=== Task prompt ===
Go through the listing beneath this task and return every line that carries the string "drie".

=== The records ===

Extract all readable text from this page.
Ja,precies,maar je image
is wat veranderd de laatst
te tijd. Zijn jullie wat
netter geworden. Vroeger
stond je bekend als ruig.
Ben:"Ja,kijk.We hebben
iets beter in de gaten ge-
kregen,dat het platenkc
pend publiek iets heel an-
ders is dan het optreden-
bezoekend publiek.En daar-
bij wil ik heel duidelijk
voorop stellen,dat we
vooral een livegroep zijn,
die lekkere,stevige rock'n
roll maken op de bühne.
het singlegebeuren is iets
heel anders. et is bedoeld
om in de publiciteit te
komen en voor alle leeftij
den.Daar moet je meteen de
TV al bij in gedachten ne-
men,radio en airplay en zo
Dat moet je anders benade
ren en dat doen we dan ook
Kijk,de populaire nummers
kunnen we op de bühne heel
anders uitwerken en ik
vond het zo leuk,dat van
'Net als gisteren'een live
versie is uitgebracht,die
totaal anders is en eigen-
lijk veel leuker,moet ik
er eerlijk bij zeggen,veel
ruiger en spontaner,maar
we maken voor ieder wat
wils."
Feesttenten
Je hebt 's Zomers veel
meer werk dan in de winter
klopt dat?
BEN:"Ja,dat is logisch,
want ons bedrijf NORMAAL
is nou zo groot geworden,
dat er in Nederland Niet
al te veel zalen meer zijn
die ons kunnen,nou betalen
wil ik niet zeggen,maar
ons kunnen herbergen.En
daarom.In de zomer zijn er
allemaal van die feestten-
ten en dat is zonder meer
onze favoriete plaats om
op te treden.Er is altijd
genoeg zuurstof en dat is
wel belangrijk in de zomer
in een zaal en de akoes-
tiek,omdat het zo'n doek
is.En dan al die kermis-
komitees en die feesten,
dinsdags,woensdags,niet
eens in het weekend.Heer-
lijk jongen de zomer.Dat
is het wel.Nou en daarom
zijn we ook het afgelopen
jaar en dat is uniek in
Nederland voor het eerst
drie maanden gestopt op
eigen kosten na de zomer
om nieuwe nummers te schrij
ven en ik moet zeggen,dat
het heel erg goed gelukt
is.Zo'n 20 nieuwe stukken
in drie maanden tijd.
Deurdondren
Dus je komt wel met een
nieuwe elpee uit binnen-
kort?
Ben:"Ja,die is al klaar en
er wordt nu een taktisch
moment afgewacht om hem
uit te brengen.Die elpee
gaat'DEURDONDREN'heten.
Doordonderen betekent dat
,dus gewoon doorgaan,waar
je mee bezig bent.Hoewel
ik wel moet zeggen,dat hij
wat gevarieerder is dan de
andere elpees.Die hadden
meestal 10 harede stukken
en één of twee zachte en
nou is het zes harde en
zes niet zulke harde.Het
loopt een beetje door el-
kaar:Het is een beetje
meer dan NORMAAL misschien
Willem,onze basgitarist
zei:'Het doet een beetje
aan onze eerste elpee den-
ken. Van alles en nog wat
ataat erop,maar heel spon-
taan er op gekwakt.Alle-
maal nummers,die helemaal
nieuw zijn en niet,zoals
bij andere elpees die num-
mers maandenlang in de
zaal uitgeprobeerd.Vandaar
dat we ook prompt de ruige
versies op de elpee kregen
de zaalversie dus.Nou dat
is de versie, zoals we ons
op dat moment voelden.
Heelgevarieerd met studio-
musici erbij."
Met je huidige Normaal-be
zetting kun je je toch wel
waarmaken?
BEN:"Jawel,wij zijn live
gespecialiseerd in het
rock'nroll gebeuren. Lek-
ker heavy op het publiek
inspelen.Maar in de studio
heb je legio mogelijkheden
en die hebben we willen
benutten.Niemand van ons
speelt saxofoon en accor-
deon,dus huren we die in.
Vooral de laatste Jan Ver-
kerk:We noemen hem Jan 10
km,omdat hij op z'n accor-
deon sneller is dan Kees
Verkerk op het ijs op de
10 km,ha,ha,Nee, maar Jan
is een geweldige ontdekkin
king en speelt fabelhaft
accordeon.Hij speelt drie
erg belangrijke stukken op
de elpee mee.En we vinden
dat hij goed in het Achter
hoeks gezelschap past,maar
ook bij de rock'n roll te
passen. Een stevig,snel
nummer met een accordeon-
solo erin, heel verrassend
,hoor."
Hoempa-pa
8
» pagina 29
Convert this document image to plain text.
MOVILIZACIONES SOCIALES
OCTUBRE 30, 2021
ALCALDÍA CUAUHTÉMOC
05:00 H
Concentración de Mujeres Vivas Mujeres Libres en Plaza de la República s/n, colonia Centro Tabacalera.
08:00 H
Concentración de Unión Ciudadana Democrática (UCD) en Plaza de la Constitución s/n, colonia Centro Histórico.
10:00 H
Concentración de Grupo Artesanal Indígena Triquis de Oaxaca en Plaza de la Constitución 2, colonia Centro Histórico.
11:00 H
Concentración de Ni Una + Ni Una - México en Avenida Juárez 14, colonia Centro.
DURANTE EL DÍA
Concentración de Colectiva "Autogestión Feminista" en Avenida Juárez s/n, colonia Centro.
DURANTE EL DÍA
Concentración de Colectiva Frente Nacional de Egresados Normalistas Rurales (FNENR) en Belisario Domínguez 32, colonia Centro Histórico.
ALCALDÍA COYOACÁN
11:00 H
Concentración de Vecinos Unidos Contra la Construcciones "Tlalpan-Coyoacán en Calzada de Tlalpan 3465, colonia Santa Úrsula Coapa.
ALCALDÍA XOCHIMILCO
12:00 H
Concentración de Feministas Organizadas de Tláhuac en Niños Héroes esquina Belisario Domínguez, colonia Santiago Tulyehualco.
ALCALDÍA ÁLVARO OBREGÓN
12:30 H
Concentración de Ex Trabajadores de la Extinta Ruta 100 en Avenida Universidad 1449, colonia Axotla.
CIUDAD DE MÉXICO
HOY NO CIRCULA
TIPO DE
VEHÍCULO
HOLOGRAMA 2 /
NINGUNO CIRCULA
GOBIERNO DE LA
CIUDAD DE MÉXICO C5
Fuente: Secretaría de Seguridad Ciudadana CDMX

=== Correct result ===
drie maanden gestopt op
in drie maanden tijd.
accordeon.Hij speelt drie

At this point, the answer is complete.